§ DOCUMENT SECTION
IndyMac marks the largest bank collapse since 1984, when Continental Illinois, which had $40 billion in assets, failed, according to FDIC records. The two most expensive failures were in 1988: American Savings and Loan Association in California ($5.4 billion) and involved First Republic Bank in Texas ($4 billion).

What now for IndyMac customers?

Bair said that the FDIC will try to sell IndyMac as a complete entity within 90 days.

When a bank shuts down, traditional bank accounts are insured to at least $100,000. Some accounts such as annuities and mutual funds are not insured at all. Individual Retirement Account funds are insured to $250,000.

Customers with uninsured deposits will get at least half that money back, and they could get more back, depending on what the FDIC gets when it sells the bank, said Bair.

IndyMac customers will have their funds transferred to a new entity - IndyMac Federal FSB - controlled by the FDIC. They will have uninterrupted customer service and access to their funds by ATM, debit cards and checks.

However, customers will have no access to online and phone banking services this weekend, according to the FDIC. Service will resume on Monday. Loan customers were advised to continue making loan payments as usual.

For additional information, the FDIC has established a toll-free number for customers of IndyMac Federal Bank, FSB.

§ DATA SHOWN
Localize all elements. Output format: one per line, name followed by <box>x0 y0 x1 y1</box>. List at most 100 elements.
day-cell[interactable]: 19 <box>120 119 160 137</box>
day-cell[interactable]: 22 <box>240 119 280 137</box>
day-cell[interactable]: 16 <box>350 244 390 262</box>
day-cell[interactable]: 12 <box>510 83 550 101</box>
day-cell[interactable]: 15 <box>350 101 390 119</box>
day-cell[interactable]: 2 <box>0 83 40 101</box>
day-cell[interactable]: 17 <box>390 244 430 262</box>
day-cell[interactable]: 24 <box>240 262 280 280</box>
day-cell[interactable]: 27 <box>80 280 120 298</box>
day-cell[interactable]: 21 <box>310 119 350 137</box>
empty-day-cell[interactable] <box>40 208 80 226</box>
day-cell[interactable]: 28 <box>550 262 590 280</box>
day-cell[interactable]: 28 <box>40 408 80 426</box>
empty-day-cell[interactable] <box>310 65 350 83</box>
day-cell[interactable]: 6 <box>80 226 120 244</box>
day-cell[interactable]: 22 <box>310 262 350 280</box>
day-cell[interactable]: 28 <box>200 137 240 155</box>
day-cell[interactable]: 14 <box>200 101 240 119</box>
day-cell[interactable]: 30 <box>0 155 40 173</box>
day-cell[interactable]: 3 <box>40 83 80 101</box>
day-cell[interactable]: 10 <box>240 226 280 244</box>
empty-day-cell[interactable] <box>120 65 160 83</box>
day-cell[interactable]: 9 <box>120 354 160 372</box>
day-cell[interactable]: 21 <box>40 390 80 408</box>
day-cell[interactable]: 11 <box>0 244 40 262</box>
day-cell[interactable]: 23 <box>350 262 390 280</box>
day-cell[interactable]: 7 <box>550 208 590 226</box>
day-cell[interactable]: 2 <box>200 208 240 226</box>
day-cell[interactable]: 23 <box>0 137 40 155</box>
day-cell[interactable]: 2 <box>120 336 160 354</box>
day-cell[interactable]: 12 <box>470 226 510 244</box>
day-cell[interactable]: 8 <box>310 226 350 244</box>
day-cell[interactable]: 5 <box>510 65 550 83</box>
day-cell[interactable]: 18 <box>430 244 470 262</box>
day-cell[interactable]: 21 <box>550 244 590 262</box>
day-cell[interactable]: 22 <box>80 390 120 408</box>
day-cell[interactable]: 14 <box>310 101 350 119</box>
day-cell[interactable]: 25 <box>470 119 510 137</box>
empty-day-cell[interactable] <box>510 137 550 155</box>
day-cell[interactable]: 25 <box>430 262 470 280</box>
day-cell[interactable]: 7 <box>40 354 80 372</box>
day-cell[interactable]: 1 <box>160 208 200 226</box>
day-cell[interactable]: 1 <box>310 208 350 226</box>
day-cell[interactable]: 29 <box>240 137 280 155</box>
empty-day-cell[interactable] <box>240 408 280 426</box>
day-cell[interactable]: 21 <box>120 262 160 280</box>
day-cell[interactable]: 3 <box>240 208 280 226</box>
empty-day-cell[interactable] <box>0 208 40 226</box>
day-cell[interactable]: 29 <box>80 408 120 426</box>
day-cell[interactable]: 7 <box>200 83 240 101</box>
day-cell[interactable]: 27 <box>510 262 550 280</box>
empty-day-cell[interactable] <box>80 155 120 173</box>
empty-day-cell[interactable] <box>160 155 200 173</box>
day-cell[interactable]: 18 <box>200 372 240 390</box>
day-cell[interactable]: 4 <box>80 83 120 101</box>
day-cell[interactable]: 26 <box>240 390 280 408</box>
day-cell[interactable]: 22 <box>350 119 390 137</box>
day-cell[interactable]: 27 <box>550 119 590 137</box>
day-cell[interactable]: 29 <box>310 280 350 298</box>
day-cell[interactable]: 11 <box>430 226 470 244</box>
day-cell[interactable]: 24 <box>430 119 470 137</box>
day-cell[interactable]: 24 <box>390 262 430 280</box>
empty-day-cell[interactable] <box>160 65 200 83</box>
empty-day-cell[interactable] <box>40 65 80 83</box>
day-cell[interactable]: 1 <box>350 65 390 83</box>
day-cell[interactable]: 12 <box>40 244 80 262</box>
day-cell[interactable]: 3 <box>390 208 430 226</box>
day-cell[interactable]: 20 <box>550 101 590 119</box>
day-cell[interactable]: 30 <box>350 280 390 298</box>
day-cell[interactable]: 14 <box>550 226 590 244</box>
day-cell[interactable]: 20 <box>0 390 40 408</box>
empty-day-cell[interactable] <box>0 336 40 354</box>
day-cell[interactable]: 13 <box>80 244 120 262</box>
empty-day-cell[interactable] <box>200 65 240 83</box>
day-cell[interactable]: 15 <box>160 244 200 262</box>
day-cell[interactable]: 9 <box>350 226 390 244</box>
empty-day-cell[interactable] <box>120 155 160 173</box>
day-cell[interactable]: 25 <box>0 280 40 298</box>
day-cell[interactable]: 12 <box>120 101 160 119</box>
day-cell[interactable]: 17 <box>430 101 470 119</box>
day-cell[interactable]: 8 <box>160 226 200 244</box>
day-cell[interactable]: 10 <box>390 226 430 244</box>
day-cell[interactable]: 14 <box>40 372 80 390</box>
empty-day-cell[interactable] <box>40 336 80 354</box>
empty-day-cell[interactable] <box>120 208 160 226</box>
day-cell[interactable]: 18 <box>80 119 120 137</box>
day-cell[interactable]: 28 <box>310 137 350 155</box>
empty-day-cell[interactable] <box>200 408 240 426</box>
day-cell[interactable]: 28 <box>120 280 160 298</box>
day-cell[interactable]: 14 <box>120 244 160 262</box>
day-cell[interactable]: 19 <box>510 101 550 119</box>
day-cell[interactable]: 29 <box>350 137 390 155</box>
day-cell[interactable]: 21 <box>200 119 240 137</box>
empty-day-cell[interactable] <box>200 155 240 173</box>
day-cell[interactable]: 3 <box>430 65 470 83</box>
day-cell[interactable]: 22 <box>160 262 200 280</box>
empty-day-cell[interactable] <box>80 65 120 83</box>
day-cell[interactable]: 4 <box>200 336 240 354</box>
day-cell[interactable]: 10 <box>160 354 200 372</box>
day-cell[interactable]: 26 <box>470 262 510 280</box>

§ TASK TO COMPLETE
Duplicate the passage of the IndyMac text between "When a bank" and "payments as usual.", inclusive. The records were taken from a separate source.

§ SOLUTION
When a bank shuts down, traditional bank accounts are insured to at least $100,000. Some accounts such as annuities and mutual funds are not insured at all. Individual Retirement Account funds are insured to $250,000.

Customers with uninsured deposits will get at least half that money back, and they could get more back, depending on what the FDIC gets when it sells the bank, said Bair.

IndyMac customers will have their funds transferred to a new entity - IndyMac Federal FSB - controlled by the FDIC. They will have uninterrupted customer service and access to their funds by ATM, debit cards and checks.

However, customers will have no access to online and phone banking services this weekend, according to the FDIC. Service will resume on Monday. Loan customers were advised to continue making loan payments as usual.